### AVAILABLE RECORDS
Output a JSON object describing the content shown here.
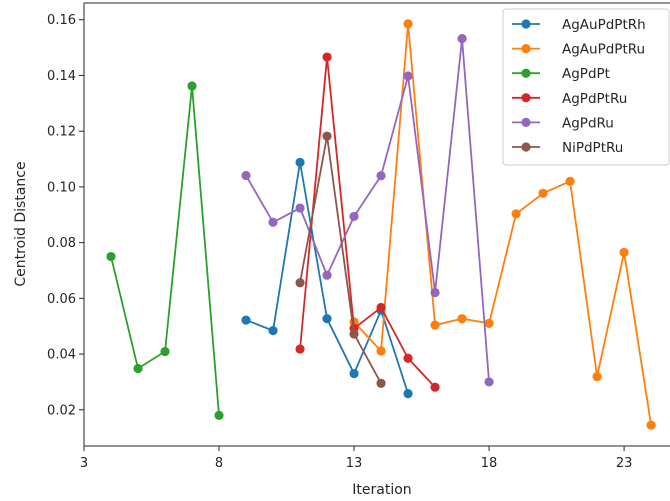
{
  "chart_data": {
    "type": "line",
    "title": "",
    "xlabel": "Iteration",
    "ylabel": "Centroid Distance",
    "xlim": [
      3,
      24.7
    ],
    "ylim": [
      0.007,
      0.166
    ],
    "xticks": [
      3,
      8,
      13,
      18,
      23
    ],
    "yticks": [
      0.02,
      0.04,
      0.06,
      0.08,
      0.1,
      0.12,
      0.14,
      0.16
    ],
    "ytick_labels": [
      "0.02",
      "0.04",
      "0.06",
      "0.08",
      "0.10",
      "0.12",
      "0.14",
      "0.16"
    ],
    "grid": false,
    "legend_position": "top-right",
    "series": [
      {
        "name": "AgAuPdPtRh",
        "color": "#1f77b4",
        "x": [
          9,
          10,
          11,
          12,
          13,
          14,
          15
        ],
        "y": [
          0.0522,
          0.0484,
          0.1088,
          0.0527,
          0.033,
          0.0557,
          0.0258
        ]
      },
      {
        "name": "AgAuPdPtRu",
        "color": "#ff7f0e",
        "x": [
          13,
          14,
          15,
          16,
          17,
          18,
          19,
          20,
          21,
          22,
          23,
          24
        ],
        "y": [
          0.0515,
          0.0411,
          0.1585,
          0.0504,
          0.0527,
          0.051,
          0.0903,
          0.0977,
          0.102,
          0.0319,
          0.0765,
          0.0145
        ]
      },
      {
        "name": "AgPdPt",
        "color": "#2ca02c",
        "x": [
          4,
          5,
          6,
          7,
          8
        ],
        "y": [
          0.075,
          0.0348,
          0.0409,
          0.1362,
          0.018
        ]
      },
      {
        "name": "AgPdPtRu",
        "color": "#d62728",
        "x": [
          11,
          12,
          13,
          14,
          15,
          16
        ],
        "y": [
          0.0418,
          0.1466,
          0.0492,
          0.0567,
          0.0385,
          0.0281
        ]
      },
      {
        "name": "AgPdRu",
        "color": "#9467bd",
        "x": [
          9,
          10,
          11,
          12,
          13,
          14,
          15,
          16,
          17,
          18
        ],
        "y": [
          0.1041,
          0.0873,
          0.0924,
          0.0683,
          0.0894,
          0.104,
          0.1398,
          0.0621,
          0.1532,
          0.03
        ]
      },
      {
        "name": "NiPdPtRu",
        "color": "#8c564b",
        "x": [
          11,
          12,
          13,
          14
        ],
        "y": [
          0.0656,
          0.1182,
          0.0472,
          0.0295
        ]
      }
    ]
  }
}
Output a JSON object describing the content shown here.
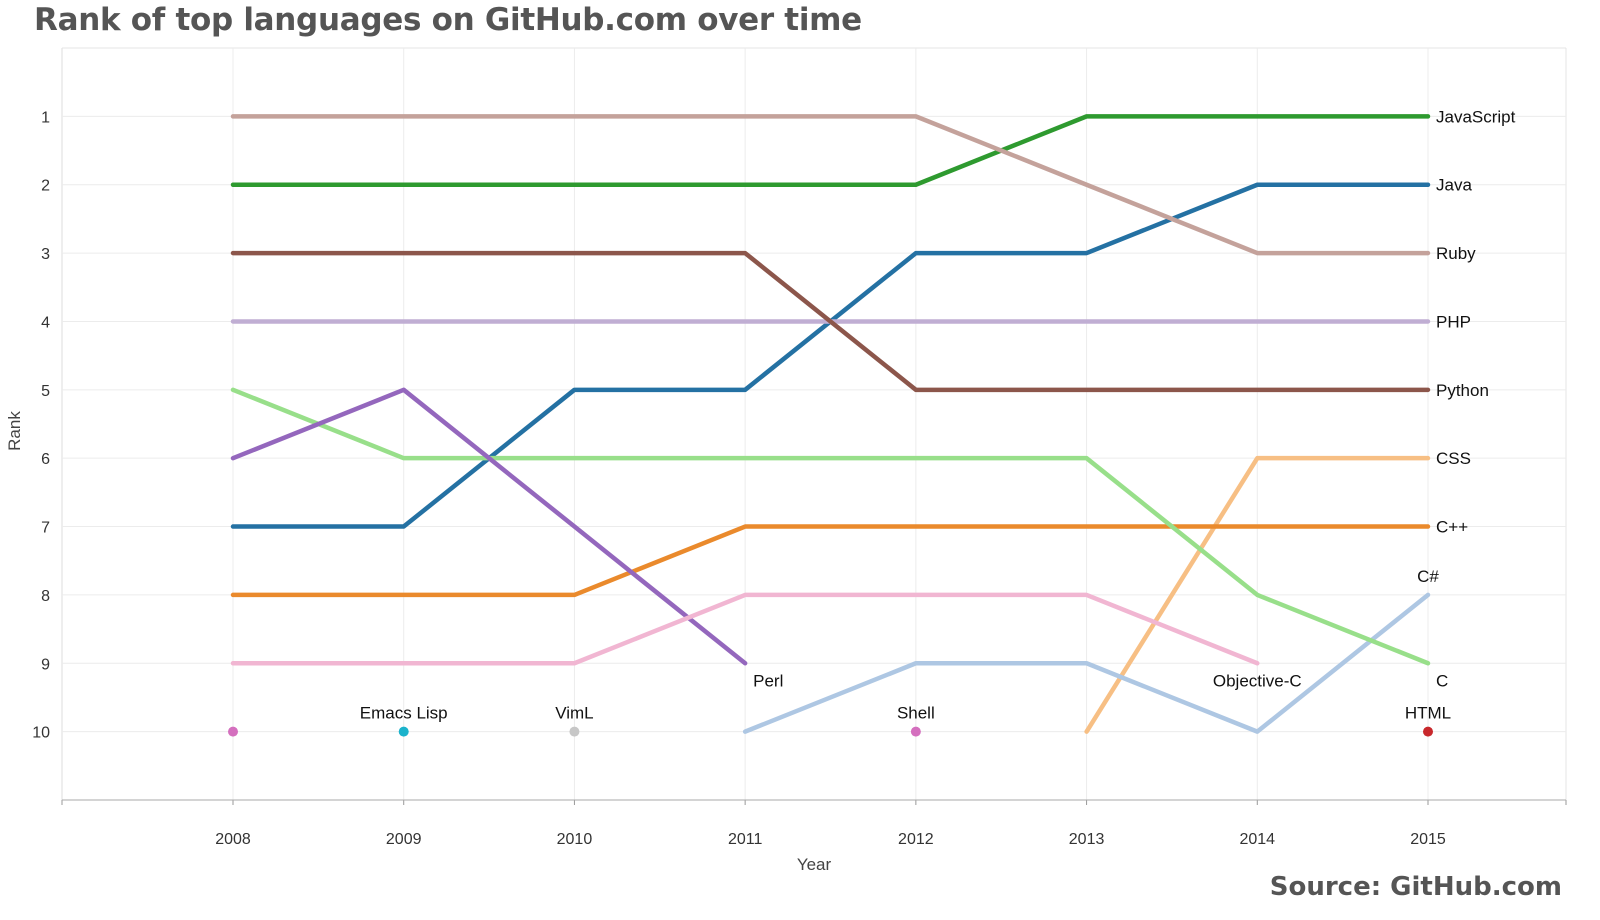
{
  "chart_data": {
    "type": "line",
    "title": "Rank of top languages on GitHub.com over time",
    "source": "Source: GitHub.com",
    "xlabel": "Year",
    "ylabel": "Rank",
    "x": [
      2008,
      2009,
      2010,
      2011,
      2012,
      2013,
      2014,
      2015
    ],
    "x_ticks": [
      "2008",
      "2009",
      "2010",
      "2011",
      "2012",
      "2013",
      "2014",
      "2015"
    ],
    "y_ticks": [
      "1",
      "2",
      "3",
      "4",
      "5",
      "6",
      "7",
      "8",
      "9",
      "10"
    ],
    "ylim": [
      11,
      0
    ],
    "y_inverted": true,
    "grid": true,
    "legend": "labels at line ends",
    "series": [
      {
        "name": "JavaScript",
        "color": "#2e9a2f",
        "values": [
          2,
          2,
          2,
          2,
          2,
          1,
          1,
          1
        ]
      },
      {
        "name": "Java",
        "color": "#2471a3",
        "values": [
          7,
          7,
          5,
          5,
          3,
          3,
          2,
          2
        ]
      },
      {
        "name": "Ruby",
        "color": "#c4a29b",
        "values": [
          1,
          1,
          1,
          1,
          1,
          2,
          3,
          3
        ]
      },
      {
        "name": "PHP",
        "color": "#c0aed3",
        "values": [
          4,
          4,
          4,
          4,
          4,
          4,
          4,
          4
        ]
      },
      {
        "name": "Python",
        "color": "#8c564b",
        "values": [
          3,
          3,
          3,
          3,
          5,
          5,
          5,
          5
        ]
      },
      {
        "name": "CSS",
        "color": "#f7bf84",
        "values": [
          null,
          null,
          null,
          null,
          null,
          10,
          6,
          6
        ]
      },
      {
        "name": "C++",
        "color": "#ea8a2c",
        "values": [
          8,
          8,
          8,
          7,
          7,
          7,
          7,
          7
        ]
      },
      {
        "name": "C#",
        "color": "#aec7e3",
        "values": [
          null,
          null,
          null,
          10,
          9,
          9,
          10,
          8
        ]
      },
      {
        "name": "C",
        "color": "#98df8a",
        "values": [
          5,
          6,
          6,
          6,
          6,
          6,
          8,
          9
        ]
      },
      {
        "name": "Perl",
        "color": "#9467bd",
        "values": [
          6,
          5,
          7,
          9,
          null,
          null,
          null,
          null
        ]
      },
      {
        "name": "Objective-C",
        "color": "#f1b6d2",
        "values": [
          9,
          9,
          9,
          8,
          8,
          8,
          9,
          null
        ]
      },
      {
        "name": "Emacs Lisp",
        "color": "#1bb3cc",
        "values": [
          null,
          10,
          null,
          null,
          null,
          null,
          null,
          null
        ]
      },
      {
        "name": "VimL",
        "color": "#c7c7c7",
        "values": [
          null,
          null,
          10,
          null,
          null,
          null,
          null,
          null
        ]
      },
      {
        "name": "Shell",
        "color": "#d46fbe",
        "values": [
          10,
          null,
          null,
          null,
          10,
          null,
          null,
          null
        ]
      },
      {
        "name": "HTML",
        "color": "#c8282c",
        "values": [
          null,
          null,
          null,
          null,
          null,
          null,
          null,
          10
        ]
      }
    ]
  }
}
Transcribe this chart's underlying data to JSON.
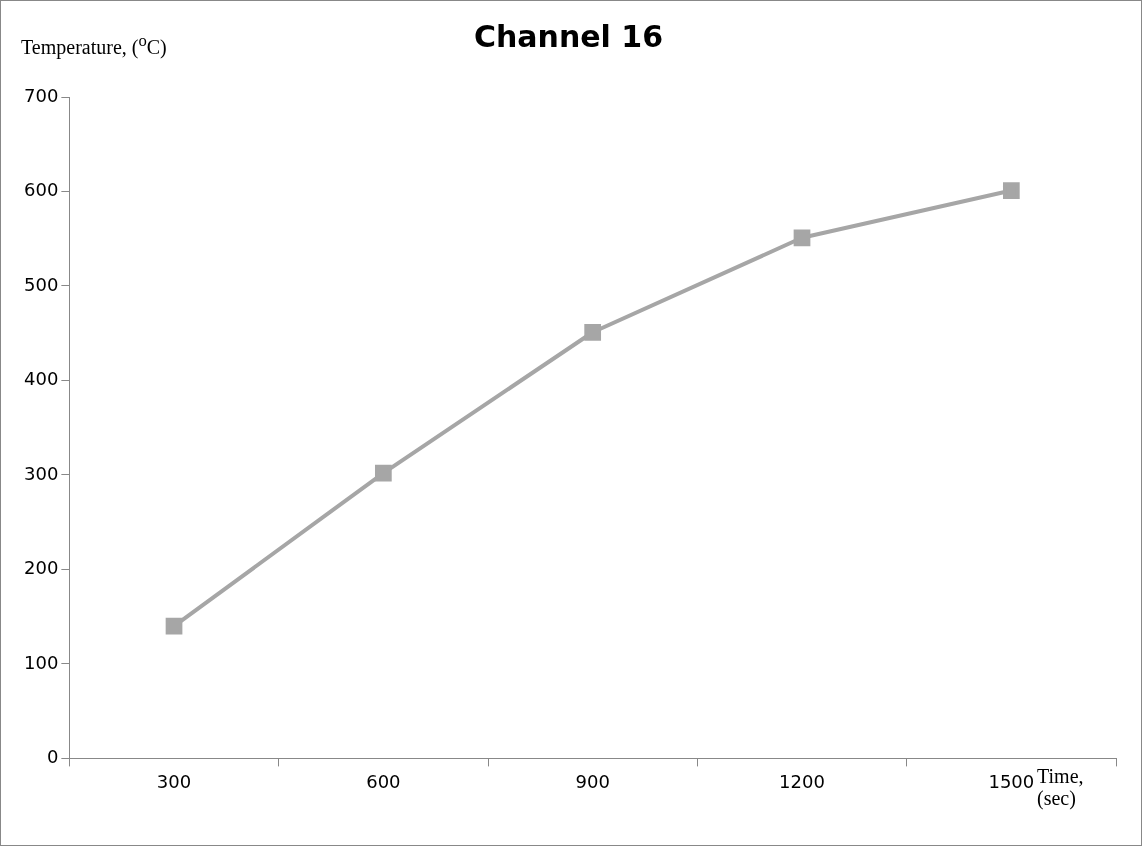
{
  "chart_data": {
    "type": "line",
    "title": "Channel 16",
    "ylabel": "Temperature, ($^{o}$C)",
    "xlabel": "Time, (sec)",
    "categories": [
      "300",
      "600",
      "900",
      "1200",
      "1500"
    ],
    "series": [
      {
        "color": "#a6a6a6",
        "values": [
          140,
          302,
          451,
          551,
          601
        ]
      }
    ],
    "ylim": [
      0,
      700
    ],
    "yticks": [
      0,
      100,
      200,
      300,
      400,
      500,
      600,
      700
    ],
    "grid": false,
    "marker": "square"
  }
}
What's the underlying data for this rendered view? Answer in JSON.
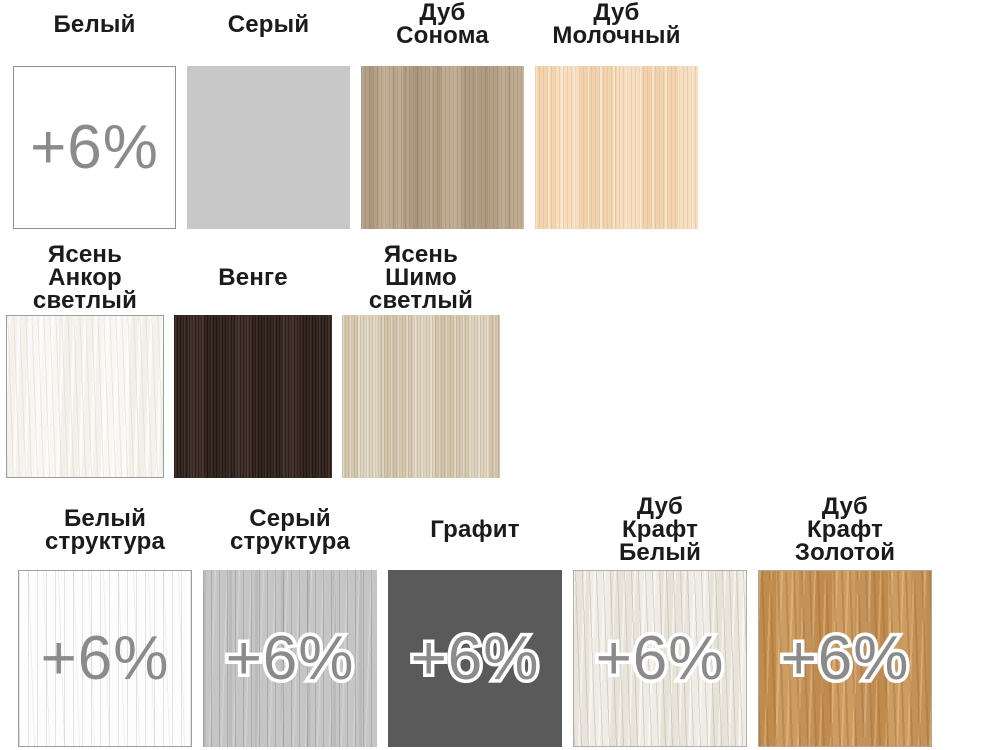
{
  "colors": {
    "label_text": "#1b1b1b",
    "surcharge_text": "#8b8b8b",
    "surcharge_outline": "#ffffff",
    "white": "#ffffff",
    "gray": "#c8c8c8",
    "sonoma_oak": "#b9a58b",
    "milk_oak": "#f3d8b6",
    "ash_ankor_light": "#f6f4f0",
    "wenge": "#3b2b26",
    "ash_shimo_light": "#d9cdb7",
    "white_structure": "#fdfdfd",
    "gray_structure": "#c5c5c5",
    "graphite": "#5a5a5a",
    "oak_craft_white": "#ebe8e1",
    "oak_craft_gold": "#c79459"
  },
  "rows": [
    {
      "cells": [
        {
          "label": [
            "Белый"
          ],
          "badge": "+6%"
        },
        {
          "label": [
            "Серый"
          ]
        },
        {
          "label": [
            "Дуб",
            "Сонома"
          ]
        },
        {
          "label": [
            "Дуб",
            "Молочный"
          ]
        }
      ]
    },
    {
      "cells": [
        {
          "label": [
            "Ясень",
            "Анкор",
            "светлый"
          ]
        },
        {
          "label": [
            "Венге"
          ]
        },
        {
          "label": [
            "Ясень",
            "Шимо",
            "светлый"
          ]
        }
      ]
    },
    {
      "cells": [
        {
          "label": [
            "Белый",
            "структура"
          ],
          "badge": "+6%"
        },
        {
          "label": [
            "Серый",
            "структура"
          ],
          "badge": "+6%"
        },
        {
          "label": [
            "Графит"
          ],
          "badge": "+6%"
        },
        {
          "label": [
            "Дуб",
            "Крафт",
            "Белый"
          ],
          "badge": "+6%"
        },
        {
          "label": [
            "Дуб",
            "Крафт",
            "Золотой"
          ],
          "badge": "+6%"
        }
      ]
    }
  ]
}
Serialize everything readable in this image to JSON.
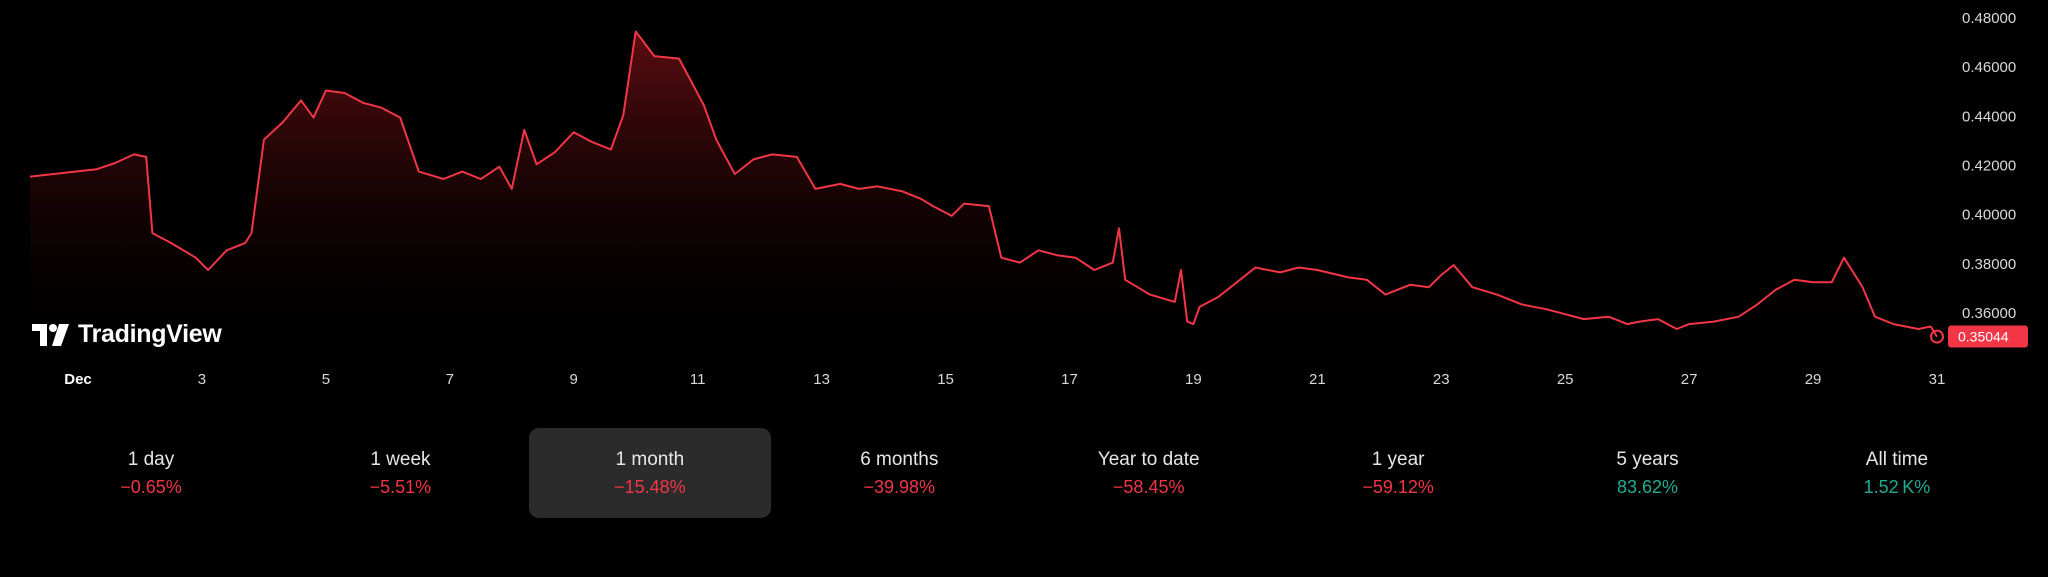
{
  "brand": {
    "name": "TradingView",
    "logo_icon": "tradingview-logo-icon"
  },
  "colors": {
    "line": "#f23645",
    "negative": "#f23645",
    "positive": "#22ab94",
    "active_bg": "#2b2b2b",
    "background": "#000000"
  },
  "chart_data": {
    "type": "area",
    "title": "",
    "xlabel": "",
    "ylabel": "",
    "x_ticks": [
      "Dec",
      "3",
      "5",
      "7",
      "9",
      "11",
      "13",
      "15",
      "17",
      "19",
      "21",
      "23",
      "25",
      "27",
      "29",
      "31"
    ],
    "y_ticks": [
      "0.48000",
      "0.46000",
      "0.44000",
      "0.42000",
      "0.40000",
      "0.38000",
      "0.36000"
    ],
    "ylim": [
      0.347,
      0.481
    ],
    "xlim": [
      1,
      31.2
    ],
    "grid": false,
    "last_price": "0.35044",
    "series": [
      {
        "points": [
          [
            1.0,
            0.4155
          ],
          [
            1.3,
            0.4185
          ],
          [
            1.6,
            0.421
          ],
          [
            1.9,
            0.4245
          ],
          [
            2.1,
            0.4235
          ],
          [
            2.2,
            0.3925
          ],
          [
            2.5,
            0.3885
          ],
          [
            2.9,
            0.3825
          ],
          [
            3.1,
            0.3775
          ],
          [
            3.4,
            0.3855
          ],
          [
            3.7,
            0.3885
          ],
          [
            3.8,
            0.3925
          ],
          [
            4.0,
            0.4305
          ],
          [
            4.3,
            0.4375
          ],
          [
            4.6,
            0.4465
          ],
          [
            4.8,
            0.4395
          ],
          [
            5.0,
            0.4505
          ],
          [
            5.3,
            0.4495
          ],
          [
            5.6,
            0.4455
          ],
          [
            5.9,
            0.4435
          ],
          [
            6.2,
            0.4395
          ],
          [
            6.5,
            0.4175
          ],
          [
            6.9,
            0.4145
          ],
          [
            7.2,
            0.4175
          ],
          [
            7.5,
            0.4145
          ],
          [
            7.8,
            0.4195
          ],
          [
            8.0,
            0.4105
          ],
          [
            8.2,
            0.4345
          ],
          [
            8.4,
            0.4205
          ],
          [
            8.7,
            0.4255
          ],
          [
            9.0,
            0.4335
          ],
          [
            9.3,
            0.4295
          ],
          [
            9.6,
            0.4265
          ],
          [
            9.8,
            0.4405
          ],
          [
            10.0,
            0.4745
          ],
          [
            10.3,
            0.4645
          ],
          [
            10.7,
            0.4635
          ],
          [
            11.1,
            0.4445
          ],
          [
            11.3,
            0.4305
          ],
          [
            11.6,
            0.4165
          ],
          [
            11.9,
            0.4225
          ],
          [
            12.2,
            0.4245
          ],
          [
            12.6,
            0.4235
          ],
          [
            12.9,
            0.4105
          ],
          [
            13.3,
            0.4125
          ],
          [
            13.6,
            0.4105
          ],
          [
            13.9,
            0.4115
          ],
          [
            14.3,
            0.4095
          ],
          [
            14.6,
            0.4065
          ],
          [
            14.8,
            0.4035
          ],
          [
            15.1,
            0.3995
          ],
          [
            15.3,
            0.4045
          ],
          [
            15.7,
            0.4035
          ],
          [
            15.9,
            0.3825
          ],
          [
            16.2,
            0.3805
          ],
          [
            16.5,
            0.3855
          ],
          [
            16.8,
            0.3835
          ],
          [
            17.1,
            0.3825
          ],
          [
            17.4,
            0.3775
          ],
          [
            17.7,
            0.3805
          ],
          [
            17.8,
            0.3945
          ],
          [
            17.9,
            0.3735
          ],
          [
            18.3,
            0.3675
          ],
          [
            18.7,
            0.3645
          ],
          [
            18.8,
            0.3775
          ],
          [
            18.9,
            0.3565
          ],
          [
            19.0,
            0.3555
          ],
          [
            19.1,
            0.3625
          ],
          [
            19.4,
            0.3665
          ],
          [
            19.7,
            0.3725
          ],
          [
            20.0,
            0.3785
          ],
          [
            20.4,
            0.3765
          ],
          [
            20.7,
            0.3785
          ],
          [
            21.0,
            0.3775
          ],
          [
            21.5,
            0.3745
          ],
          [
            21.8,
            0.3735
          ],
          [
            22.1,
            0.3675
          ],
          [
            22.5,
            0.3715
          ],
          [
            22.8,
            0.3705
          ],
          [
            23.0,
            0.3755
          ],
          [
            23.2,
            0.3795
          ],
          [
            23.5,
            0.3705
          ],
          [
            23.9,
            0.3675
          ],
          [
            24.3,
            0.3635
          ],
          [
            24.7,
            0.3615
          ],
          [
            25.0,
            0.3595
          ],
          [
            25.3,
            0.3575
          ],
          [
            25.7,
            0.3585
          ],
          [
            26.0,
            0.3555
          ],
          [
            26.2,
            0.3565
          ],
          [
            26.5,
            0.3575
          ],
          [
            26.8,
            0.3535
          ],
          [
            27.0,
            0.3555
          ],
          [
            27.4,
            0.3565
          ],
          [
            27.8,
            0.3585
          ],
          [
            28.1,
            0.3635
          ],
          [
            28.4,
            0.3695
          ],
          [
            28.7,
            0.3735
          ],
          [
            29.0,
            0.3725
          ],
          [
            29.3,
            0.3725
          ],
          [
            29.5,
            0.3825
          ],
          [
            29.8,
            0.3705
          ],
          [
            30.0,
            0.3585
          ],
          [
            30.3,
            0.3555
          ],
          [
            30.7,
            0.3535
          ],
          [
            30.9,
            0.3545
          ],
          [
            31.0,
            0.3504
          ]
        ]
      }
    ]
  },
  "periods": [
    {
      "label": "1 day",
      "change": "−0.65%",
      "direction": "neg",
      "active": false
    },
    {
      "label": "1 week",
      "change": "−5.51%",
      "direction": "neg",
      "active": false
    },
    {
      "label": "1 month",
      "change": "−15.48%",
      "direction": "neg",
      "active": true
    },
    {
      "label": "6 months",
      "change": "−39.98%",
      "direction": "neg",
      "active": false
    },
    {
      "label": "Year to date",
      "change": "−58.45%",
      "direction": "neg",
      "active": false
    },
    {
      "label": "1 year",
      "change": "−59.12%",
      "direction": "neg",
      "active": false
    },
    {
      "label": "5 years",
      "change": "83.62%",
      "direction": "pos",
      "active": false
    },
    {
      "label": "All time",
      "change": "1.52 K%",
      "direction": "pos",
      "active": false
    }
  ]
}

### GIVEN EXERCISE
Identify every line holding the word "underlying" and copy it out.

### OUTPUT
Transcribe this chart's underlying data to JSON.
What's the underlying data for this rendered view? Answer in JSON.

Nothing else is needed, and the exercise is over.